Extracted records
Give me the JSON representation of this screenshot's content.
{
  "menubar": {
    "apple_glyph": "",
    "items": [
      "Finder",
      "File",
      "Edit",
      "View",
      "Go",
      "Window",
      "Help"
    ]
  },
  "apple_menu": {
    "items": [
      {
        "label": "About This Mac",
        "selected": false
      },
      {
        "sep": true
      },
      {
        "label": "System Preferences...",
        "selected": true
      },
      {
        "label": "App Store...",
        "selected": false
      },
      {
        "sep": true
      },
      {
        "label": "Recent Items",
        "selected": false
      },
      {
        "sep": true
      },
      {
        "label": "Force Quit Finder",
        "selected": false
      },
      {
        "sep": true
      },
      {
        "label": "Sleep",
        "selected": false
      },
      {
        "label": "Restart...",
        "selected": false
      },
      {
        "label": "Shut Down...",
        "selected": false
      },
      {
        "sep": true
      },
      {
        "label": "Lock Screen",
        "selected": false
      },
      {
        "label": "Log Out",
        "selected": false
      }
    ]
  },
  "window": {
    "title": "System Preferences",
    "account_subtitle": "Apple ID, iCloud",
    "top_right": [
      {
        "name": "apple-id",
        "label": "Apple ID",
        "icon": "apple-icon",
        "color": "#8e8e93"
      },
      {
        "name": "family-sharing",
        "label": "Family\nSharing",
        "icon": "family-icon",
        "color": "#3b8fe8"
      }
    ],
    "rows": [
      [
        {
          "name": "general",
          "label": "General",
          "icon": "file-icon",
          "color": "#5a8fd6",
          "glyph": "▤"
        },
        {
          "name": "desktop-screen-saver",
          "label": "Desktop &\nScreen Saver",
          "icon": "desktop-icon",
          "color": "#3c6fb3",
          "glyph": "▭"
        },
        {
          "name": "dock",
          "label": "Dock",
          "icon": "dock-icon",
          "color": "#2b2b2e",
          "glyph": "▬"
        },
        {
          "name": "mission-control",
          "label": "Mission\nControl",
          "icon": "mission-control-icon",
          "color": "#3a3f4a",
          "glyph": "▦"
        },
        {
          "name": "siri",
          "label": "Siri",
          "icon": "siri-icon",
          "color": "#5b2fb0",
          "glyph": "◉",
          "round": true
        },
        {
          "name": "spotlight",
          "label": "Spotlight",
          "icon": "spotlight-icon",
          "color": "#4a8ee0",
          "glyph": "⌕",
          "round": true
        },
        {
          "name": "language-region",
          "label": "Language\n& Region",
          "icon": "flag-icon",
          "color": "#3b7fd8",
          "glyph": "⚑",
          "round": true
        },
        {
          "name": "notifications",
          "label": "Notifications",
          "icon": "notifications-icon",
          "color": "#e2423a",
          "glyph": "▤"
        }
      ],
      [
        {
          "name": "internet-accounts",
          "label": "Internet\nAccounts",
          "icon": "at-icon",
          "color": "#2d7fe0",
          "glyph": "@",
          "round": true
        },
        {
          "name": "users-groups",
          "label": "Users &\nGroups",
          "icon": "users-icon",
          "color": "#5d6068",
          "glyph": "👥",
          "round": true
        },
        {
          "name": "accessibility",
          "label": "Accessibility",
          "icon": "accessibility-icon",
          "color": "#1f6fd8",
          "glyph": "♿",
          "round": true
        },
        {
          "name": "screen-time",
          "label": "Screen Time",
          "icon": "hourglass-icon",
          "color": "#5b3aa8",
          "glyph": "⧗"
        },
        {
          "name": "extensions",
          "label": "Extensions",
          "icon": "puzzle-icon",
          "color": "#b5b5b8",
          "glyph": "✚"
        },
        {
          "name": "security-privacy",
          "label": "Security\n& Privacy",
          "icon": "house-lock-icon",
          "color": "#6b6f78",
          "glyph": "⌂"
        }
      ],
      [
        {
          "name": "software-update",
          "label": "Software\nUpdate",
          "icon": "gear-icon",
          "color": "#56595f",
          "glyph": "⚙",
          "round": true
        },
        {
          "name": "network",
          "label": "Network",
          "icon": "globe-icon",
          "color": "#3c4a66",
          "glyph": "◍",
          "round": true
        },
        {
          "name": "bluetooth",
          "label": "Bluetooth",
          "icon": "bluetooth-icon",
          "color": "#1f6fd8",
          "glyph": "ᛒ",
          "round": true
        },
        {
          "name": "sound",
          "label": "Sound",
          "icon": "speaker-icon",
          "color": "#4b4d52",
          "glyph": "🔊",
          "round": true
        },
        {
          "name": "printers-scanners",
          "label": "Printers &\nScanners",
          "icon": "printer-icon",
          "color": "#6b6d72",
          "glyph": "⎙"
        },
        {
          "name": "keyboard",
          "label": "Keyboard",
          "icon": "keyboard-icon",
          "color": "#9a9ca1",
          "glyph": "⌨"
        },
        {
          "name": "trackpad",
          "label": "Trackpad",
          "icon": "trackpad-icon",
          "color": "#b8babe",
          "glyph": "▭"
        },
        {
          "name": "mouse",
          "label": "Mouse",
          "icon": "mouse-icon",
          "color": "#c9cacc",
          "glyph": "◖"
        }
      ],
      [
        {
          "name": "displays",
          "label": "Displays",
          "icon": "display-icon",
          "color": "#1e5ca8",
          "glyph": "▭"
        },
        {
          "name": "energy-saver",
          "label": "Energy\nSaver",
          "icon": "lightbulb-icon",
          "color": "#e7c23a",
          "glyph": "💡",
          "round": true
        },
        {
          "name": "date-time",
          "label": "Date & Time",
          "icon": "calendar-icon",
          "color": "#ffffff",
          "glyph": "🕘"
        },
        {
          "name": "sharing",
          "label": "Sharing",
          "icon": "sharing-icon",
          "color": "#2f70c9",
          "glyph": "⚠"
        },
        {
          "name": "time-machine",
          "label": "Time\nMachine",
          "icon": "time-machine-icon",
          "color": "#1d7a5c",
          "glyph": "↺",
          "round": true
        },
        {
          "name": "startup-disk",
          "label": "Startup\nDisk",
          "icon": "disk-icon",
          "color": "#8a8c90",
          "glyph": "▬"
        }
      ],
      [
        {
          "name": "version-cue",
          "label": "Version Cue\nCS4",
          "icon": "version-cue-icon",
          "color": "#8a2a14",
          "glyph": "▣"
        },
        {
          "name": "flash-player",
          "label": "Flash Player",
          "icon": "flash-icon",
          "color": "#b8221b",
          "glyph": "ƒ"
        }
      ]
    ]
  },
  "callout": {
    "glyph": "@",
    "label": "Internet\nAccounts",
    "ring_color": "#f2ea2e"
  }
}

» **Given task**: Write out every entry again exactly, please, with nothing missing.

» **Response to the task**:
Give me the JSON representation of this screenshot's content.
{
  "menubar": {
    "apple_glyph": "",
    "items": [
      "Finder",
      "File",
      "Edit",
      "View",
      "Go",
      "Window",
      "Help"
    ]
  },
  "apple_menu": {
    "items": [
      {
        "label": "About This Mac",
        "selected": false
      },
      {
        "sep": true
      },
      {
        "label": "System Preferences...",
        "selected": true
      },
      {
        "label": "App Store...",
        "selected": false
      },
      {
        "sep": true
      },
      {
        "label": "Recent Items",
        "selected": false
      },
      {
        "sep": true
      },
      {
        "label": "Force Quit Finder",
        "selected": false
      },
      {
        "sep": true
      },
      {
        "label": "Sleep",
        "selected": false
      },
      {
        "label": "Restart...",
        "selected": false
      },
      {
        "label": "Shut Down...",
        "selected": false
      },
      {
        "sep": true
      },
      {
        "label": "Lock Screen",
        "selected": false
      },
      {
        "label": "Log Out",
        "selected": false
      }
    ]
  },
  "window": {
    "title": "System Preferences",
    "account_subtitle": "Apple ID, iCloud",
    "top_right": [
      {
        "name": "apple-id",
        "label": "Apple ID",
        "icon": "apple-icon",
        "color": "#8e8e93"
      },
      {
        "name": "family-sharing",
        "label": "Family\nSharing",
        "icon": "family-icon",
        "color": "#3b8fe8"
      }
    ],
    "rows": [
      [
        {
          "name": "general",
          "label": "General",
          "icon": "file-icon",
          "color": "#5a8fd6",
          "glyph": "▤"
        },
        {
          "name": "desktop-screen-saver",
          "label": "Desktop &\nScreen Saver",
          "icon": "desktop-icon",
          "color": "#3c6fb3",
          "glyph": "▭"
        },
        {
          "name": "dock",
          "label": "Dock",
          "icon": "dock-icon",
          "color": "#2b2b2e",
          "glyph": "▬"
        },
        {
          "name": "mission-control",
          "label": "Mission\nControl",
          "icon": "mission-control-icon",
          "color": "#3a3f4a",
          "glyph": "▦"
        },
        {
          "name": "siri",
          "label": "Siri",
          "icon": "siri-icon",
          "color": "#5b2fb0",
          "glyph": "◉",
          "round": true
        },
        {
          "name": "spotlight",
          "label": "Spotlight",
          "icon": "spotlight-icon",
          "color": "#4a8ee0",
          "glyph": "⌕",
          "round": true
        },
        {
          "name": "language-region",
          "label": "Language\n& Region",
          "icon": "flag-icon",
          "color": "#3b7fd8",
          "glyph": "⚑",
          "round": true
        },
        {
          "name": "notifications",
          "label": "Notifications",
          "icon": "notifications-icon",
          "color": "#e2423a",
          "glyph": "▤"
        }
      ],
      [
        {
          "name": "internet-accounts",
          "label": "Internet\nAccounts",
          "icon": "at-icon",
          "color": "#2d7fe0",
          "glyph": "@",
          "round": true
        },
        {
          "name": "users-groups",
          "label": "Users &\nGroups",
          "icon": "users-icon",
          "color": "#5d6068",
          "glyph": "👥",
          "round": true
        },
        {
          "name": "accessibility",
          "label": "Accessibility",
          "icon": "accessibility-icon",
          "color": "#1f6fd8",
          "glyph": "♿",
          "round": true
        },
        {
          "name": "screen-time",
          "label": "Screen Time",
          "icon": "hourglass-icon",
          "color": "#5b3aa8",
          "glyph": "⧗"
        },
        {
          "name": "extensions",
          "label": "Extensions",
          "icon": "puzzle-icon",
          "color": "#b5b5b8",
          "glyph": "✚"
        },
        {
          "name": "security-privacy",
          "label": "Security\n& Privacy",
          "icon": "house-lock-icon",
          "color": "#6b6f78",
          "glyph": "⌂"
        }
      ],
      [
        {
          "name": "software-update",
          "label": "Software\nUpdate",
          "icon": "gear-icon",
          "color": "#56595f",
          "glyph": "⚙",
          "round": true
        },
        {
          "name": "network",
          "label": "Network",
          "icon": "globe-icon",
          "color": "#3c4a66",
          "glyph": "◍",
          "round": true
        },
        {
          "name": "bluetooth",
          "label": "Bluetooth",
          "icon": "bluetooth-icon",
          "color": "#1f6fd8",
          "glyph": "ᛒ",
          "round": true
        },
        {
          "name": "sound",
          "label": "Sound",
          "icon": "speaker-icon",
          "color": "#4b4d52",
          "glyph": "🔊",
          "round": true
        },
        {
          "name": "printers-scanners",
          "label": "Printers &\nScanners",
          "icon": "printer-icon",
          "color": "#6b6d72",
          "glyph": "⎙"
        },
        {
          "name": "keyboard",
          "label": "Keyboard",
          "icon": "keyboard-icon",
          "color": "#9a9ca1",
          "glyph": "⌨"
        },
        {
          "name": "trackpad",
          "label": "Trackpad",
          "icon": "trackpad-icon",
          "color": "#b8babe",
          "glyph": "▭"
        },
        {
          "name": "mouse",
          "label": "Mouse",
          "icon": "mouse-icon",
          "color": "#c9cacc",
          "glyph": "◖"
        }
      ],
      [
        {
          "name": "displays",
          "label": "Displays",
          "icon": "display-icon",
          "color": "#1e5ca8",
          "glyph": "▭"
        },
        {
          "name": "energy-saver",
          "label": "Energy\nSaver",
          "icon": "lightbulb-icon",
          "color": "#e7c23a",
          "glyph": "💡",
          "round": true
        },
        {
          "name": "date-time",
          "label": "Date & Time",
          "icon": "calendar-icon",
          "color": "#ffffff",
          "glyph": "🕘"
        },
        {
          "name": "sharing",
          "label": "Sharing",
          "icon": "sharing-icon",
          "color": "#2f70c9",
          "glyph": "⚠"
        },
        {
          "name": "time-machine",
          "label": "Time\nMachine",
          "icon": "time-machine-icon",
          "color": "#1d7a5c",
          "glyph": "↺",
          "round": true
        },
        {
          "name": "startup-disk",
          "label": "Startup\nDisk",
          "icon": "disk-icon",
          "color": "#8a8c90",
          "glyph": "▬"
        }
      ],
      [
        {
          "name": "version-cue",
          "label": "Version Cue\nCS4",
          "icon": "version-cue-icon",
          "color": "#8a2a14",
          "glyph": "▣"
        },
        {
          "name": "flash-player",
          "label": "Flash Player",
          "icon": "flash-icon",
          "color": "#b8221b",
          "glyph": "ƒ"
        }
      ]
    ]
  },
  "callout": {
    "glyph": "@",
    "label": "Internet\nAccounts",
    "ring_color": "#f2ea2e"
  }
}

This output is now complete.